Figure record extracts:
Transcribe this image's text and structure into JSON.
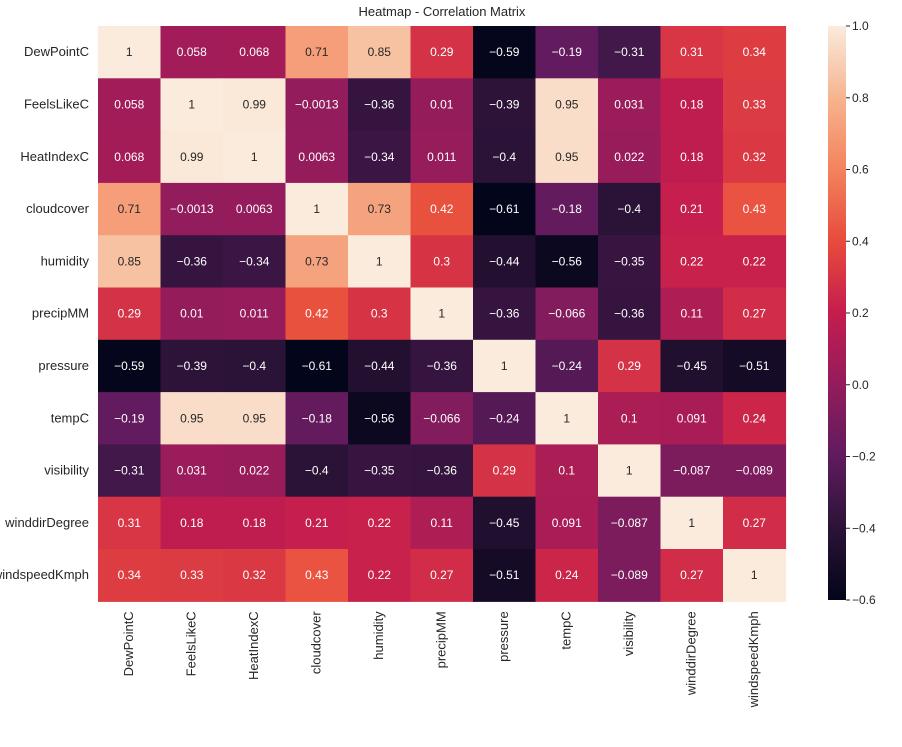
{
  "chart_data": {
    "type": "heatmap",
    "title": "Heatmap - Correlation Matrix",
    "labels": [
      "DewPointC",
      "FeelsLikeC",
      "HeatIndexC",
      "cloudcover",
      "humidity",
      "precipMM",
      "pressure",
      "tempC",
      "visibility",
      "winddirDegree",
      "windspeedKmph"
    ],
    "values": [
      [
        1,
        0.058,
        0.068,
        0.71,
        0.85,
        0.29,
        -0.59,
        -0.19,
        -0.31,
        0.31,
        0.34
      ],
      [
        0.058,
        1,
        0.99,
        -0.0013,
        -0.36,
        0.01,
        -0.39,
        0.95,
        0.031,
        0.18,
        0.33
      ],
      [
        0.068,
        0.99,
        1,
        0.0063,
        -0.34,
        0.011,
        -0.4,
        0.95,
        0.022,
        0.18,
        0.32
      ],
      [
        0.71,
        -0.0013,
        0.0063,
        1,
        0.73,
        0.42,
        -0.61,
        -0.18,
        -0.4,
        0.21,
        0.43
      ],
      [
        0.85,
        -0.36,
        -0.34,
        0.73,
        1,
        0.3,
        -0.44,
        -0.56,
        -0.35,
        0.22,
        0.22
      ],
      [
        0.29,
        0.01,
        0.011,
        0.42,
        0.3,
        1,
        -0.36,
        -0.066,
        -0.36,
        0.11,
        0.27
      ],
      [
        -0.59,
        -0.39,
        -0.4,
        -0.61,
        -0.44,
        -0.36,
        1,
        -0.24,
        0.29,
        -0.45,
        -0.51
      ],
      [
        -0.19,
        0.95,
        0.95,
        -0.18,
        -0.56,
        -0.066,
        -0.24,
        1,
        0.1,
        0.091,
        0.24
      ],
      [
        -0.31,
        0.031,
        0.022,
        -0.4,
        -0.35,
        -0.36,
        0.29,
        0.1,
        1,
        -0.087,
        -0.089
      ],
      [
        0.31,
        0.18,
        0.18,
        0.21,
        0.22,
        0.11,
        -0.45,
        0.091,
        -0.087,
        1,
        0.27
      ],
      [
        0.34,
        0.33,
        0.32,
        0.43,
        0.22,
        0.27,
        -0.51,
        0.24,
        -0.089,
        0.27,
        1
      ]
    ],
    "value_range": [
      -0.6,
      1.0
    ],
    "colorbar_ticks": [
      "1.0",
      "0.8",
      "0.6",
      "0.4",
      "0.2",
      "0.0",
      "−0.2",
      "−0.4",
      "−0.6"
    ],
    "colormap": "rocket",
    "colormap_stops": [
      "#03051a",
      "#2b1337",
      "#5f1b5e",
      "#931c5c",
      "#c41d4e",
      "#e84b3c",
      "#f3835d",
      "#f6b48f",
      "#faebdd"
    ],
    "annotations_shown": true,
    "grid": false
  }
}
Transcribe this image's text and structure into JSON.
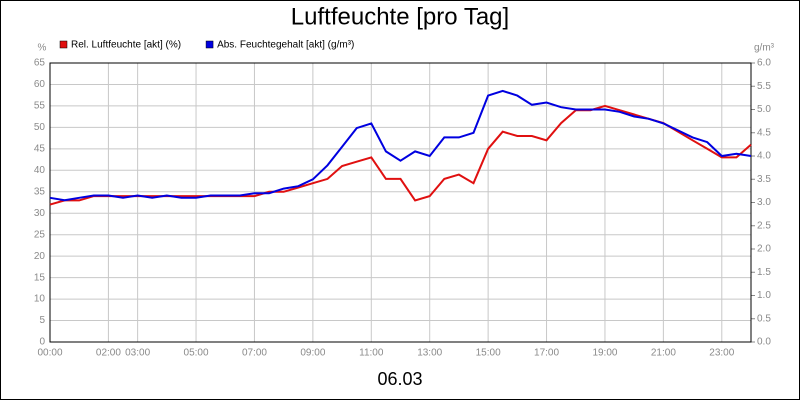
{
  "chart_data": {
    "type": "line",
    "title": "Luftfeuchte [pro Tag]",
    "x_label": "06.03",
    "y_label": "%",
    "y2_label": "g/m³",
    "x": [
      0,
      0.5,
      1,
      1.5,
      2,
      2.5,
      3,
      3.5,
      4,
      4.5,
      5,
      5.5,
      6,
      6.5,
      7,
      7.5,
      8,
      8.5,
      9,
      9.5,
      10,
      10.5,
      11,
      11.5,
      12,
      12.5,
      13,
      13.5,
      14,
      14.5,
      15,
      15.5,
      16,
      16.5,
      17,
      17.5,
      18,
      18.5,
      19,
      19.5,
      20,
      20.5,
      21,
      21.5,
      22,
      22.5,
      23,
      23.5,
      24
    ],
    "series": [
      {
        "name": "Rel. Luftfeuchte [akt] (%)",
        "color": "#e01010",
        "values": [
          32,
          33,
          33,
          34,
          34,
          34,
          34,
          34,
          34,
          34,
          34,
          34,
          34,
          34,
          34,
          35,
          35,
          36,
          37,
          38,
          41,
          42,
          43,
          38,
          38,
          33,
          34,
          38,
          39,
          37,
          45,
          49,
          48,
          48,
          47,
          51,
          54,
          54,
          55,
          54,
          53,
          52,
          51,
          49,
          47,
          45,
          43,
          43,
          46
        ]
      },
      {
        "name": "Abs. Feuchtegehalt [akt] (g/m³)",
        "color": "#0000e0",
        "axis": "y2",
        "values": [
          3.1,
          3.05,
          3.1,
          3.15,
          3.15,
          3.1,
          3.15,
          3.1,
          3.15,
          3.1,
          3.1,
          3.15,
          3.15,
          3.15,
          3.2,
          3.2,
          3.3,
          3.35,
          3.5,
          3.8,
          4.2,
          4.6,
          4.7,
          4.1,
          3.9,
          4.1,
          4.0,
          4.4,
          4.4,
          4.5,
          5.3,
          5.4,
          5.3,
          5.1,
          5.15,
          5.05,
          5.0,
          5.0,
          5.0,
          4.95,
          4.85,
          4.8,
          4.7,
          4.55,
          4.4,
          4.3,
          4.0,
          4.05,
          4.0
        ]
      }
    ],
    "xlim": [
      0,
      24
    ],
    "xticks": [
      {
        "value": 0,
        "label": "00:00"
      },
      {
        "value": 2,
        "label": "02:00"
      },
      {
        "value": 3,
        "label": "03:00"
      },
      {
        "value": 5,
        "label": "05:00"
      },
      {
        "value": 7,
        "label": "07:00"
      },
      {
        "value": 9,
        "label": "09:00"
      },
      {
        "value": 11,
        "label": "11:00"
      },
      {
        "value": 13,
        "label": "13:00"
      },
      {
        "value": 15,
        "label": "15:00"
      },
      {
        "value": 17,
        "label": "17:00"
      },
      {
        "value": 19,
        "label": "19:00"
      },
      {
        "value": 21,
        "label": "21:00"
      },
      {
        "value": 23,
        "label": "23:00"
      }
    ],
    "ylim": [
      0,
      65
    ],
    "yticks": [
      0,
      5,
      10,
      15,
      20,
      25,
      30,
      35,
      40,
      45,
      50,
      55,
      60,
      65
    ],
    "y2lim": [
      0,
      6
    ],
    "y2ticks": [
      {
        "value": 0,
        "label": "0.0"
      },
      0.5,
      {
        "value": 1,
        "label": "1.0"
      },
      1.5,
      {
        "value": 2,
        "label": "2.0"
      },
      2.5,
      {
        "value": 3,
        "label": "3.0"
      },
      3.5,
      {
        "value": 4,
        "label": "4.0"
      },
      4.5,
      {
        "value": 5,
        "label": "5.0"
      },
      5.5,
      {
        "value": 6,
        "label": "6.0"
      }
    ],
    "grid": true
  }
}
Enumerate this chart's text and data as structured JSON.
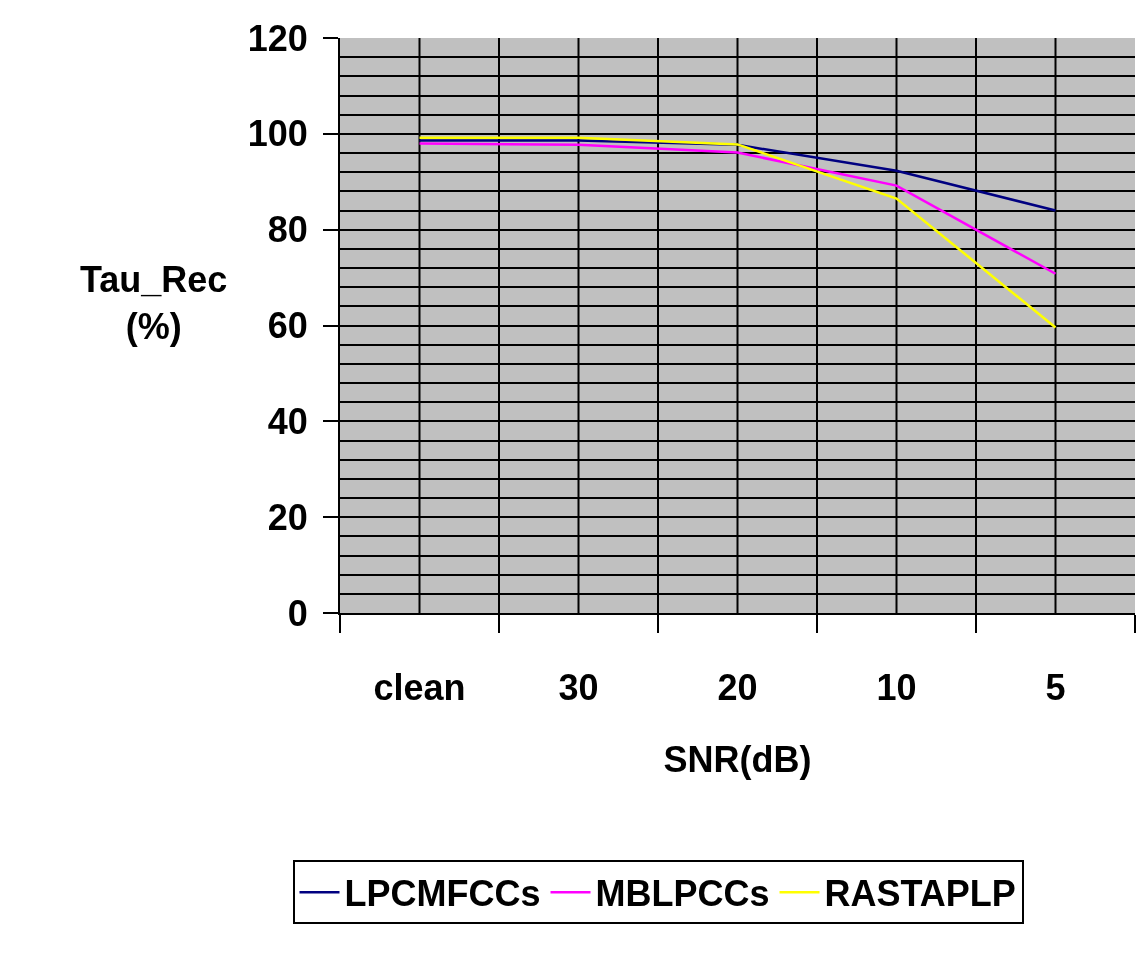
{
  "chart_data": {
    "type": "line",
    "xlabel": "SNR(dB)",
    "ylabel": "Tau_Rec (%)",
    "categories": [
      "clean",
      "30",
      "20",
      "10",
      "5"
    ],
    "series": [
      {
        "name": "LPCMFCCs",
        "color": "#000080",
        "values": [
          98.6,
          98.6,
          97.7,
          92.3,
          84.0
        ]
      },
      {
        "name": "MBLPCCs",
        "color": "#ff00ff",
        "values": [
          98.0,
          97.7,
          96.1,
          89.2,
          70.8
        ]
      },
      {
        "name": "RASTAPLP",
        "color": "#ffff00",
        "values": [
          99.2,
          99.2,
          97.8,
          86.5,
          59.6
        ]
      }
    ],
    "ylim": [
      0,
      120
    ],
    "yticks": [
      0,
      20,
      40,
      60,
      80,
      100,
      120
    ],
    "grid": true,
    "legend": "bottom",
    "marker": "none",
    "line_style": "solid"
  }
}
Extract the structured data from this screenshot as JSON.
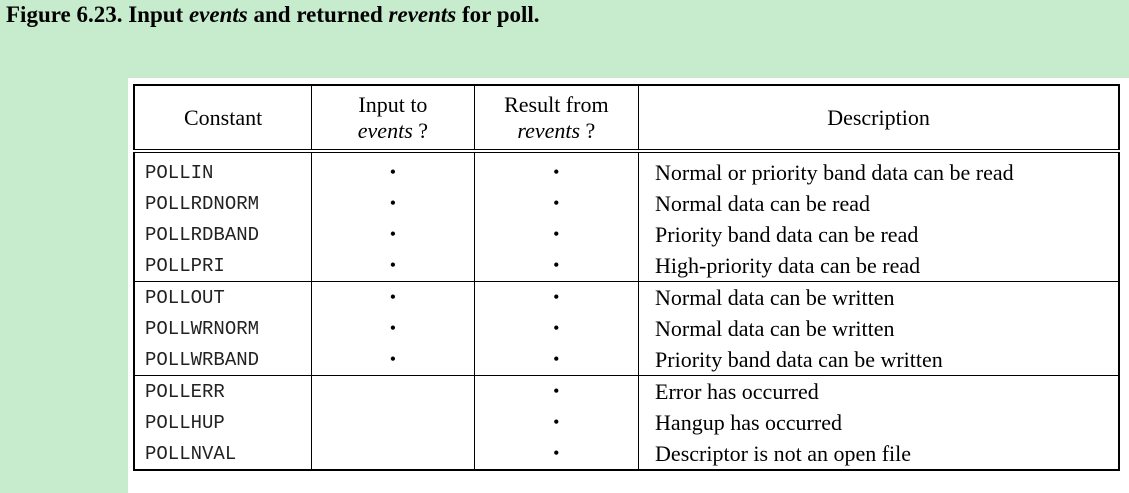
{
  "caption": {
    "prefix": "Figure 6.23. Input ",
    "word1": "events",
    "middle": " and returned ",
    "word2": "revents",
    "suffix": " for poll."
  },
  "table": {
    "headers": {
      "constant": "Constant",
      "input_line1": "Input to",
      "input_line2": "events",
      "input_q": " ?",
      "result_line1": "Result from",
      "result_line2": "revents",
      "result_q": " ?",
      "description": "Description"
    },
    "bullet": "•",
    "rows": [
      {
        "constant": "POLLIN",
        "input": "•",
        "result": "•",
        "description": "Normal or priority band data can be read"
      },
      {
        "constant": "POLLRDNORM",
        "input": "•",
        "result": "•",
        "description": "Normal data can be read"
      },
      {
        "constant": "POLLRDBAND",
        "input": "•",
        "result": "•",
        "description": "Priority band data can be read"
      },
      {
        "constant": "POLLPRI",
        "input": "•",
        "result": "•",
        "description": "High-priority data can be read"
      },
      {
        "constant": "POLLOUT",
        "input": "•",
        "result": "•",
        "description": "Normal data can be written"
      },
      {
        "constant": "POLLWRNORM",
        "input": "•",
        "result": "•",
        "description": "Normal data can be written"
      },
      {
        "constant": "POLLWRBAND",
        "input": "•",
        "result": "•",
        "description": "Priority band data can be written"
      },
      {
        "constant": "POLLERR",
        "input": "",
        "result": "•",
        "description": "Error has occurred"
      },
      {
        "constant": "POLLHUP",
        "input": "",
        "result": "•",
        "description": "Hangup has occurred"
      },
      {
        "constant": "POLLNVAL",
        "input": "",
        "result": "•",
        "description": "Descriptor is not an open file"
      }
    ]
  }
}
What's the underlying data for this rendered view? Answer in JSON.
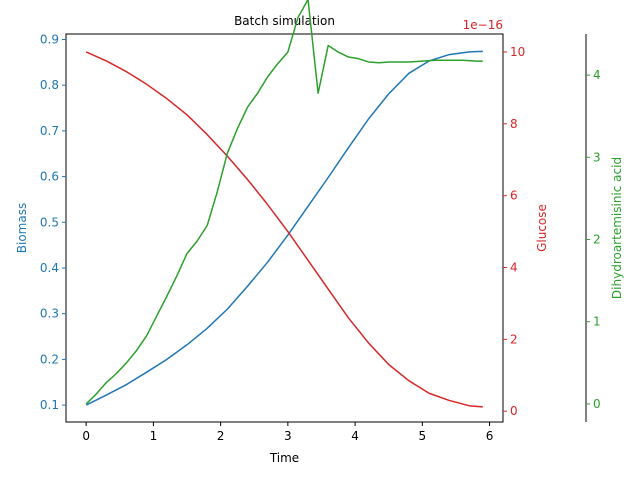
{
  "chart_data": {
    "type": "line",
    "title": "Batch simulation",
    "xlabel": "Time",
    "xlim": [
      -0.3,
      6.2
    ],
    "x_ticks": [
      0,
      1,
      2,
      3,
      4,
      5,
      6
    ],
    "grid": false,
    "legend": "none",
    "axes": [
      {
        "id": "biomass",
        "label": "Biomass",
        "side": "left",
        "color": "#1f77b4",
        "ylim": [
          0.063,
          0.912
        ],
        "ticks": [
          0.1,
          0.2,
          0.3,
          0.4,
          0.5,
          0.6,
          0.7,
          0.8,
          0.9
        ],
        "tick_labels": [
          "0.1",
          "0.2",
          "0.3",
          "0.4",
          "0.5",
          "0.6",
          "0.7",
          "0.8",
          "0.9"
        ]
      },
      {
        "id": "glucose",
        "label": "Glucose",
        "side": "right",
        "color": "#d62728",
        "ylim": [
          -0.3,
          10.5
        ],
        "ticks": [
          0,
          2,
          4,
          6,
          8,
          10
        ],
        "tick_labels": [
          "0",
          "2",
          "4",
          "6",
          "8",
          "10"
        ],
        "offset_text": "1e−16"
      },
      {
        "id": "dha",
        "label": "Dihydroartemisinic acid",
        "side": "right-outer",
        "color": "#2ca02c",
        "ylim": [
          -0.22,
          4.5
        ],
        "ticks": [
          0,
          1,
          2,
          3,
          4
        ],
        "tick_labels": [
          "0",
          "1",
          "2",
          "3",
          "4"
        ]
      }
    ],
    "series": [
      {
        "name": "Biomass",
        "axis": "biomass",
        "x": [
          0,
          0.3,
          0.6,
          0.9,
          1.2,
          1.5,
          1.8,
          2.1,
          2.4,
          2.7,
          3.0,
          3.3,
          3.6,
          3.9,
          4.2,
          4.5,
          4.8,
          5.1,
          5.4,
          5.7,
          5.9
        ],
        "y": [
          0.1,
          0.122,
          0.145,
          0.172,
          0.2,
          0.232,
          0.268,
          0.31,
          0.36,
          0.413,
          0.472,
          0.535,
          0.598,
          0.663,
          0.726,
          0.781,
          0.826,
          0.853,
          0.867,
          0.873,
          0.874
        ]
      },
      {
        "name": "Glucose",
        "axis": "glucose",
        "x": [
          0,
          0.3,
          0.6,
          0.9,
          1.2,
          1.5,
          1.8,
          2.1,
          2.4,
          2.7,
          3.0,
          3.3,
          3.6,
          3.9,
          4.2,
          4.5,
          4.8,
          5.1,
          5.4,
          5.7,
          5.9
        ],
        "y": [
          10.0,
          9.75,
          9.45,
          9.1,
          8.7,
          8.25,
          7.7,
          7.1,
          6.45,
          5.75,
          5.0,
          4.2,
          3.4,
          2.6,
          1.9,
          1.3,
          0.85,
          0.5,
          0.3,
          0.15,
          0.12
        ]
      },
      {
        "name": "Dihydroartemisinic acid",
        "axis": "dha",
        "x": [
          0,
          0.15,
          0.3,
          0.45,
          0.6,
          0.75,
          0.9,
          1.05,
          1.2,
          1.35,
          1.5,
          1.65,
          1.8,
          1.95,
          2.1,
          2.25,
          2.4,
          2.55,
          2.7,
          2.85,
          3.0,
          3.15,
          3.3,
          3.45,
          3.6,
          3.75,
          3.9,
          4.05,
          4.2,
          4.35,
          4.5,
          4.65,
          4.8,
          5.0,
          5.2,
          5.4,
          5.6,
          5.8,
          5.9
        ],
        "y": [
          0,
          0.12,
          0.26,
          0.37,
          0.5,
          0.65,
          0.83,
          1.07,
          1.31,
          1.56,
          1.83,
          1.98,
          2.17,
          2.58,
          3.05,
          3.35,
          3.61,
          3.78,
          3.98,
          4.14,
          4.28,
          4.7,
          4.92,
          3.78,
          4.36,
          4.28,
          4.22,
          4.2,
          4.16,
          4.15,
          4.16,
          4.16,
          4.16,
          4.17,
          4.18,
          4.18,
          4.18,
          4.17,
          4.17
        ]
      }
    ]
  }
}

- **Given request**
How many of the lines in the listing above hold the word "Dihydroartemisinic"? Report only that figure.

- **Task result**
2